### REQUIREMENT
Quote, word for word, the lines of the listing below that start with the line containing "For 30 of the" and continue through the line containing "386, 264, 394]", including both of those lines.

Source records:
....
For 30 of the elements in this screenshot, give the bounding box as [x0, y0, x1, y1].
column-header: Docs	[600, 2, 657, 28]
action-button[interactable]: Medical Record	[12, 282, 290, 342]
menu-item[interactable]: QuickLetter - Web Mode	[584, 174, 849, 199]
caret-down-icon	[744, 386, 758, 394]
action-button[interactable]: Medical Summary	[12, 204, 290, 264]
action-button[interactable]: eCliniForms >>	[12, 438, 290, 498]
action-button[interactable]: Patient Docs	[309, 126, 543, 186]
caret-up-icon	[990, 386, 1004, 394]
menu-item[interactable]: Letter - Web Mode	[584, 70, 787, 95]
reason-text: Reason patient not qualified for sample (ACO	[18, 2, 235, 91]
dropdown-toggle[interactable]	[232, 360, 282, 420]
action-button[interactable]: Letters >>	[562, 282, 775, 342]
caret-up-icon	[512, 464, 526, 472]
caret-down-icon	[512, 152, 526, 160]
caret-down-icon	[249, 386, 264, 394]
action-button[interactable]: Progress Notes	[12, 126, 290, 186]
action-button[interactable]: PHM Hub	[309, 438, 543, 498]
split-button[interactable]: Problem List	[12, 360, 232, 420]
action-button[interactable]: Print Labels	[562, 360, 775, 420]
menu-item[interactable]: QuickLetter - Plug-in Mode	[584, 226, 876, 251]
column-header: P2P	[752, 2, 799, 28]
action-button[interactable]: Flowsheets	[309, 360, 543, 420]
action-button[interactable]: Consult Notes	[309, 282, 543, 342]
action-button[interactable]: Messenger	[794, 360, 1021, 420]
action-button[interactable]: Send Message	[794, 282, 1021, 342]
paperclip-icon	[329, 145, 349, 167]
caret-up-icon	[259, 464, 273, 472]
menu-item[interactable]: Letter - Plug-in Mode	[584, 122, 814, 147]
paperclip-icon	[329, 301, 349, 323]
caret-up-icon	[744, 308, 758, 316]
....
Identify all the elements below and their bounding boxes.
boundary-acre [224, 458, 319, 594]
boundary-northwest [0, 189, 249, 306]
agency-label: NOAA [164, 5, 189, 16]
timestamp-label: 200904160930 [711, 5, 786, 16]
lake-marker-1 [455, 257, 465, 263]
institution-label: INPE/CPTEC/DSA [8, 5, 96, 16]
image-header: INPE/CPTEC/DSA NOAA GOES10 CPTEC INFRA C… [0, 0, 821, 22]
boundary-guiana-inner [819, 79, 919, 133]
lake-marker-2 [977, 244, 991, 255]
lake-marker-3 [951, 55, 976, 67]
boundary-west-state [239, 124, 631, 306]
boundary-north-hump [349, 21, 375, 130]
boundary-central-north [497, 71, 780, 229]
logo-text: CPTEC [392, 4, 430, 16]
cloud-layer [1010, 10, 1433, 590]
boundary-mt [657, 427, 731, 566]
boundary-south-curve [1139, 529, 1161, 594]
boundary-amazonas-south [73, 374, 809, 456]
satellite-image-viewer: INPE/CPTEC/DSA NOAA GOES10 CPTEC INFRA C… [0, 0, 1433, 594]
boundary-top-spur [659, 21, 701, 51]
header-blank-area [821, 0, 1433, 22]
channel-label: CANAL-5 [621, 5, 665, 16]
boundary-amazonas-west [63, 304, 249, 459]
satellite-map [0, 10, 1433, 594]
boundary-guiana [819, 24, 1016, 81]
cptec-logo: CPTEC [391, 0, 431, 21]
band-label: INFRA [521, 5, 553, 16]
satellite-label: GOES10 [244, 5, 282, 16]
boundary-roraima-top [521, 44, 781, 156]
....
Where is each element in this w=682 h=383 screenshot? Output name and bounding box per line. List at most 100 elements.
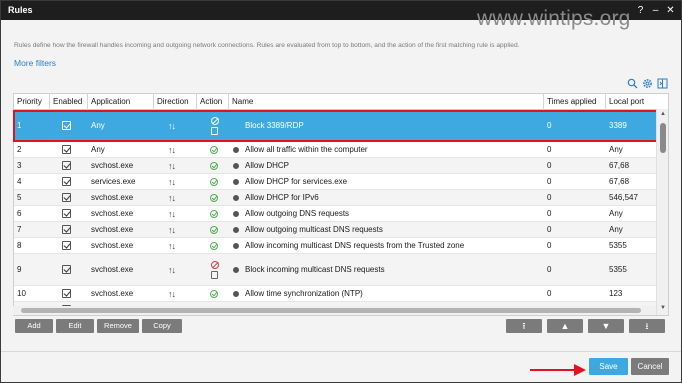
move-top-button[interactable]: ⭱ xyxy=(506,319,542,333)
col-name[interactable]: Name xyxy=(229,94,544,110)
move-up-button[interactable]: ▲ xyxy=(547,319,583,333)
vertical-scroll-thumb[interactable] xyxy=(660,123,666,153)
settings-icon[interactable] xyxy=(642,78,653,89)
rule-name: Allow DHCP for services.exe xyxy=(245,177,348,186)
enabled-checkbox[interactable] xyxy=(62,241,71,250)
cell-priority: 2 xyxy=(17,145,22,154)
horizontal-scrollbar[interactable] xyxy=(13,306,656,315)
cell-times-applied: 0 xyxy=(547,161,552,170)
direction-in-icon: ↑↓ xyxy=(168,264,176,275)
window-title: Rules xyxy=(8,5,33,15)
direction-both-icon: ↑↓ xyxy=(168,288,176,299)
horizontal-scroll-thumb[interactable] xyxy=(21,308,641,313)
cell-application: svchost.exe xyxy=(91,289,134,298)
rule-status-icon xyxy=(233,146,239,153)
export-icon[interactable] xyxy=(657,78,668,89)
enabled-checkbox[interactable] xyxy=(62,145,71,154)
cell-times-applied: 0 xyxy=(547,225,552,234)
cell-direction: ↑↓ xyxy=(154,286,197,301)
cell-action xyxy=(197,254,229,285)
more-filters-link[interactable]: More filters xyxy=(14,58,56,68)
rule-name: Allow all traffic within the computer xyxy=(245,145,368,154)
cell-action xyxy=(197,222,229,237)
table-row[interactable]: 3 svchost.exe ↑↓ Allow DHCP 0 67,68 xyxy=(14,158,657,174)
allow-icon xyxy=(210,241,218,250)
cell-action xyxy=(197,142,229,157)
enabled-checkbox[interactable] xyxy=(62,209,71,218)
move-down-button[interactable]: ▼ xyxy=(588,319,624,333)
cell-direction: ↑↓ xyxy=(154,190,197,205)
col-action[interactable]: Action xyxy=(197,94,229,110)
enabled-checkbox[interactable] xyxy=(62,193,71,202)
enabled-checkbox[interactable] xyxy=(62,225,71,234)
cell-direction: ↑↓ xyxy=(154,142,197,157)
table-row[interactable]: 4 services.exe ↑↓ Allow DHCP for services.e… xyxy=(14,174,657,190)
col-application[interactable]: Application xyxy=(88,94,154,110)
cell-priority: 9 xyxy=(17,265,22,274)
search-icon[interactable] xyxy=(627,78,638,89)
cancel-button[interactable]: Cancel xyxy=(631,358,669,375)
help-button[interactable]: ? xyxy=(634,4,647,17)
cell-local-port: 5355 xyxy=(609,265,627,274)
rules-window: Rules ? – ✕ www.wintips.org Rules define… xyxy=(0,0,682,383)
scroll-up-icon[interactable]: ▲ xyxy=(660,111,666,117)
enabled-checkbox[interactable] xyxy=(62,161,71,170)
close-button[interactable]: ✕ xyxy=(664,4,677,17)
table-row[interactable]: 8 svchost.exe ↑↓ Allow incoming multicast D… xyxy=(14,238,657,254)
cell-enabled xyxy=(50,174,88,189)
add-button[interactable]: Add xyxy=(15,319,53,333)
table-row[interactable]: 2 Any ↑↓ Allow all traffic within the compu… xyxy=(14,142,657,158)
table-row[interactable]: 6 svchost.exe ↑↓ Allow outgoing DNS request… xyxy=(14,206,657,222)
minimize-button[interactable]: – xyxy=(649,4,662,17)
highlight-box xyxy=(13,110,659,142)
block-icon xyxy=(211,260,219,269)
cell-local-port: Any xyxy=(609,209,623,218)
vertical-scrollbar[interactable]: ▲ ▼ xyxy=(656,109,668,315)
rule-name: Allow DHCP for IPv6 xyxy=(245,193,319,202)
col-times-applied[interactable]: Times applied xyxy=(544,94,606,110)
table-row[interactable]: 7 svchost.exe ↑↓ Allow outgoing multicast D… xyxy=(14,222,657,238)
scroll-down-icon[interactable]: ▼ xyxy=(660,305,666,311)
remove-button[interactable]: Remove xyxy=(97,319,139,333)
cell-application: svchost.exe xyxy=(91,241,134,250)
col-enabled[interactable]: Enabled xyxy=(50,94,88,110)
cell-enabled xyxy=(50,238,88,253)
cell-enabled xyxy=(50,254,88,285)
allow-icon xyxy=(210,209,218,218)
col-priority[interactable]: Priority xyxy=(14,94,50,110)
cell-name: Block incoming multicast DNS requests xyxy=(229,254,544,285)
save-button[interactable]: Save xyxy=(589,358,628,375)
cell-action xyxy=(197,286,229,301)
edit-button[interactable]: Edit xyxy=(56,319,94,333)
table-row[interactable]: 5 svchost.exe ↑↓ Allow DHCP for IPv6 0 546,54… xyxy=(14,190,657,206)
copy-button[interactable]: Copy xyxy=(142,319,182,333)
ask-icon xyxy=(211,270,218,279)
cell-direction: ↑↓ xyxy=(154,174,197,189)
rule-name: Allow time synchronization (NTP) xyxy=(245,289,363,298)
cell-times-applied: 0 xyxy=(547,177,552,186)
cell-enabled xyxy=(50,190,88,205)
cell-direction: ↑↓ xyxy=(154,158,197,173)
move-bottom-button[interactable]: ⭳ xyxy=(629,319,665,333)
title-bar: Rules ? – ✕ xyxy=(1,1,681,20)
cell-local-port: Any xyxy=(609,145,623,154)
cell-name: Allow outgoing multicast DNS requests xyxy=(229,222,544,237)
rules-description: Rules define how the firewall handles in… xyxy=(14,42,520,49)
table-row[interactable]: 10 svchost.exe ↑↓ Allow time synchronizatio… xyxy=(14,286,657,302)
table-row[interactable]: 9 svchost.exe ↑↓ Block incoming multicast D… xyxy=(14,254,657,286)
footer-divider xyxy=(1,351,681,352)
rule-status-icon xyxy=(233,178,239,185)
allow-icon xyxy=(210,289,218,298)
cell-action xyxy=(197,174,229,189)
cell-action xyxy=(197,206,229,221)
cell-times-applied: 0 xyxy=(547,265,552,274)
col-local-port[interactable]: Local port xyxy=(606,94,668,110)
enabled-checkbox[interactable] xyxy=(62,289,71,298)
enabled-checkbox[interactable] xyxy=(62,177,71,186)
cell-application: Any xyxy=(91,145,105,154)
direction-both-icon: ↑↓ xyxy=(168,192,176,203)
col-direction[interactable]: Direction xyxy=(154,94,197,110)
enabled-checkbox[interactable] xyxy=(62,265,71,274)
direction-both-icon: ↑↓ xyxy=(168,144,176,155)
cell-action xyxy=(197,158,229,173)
....
### FULL OUTPUT
For 30 of the elements in this screenshot, give the bounding box as [x0, y0, x1, y1].
column-header: Docs	[600, 2, 657, 28]
action-button[interactable]: Medical Record	[12, 282, 290, 342]
menu-item[interactable]: QuickLetter - Web Mode	[584, 174, 849, 199]
caret-down-icon	[744, 386, 758, 394]
action-button[interactable]: Medical Summary	[12, 204, 290, 264]
action-button[interactable]: eCliniForms >>	[12, 438, 290, 498]
action-button[interactable]: Patient Docs	[309, 126, 543, 186]
caret-up-icon	[990, 386, 1004, 394]
menu-item[interactable]: Letter - Web Mode	[584, 70, 787, 95]
reason-text: Reason patient not qualified for sample (ACO	[18, 2, 235, 91]
dropdown-toggle[interactable]	[232, 360, 282, 420]
action-button[interactable]: Letters >>	[562, 282, 775, 342]
caret-up-icon	[512, 464, 526, 472]
caret-down-icon	[512, 152, 526, 160]
caret-down-icon	[249, 386, 264, 394]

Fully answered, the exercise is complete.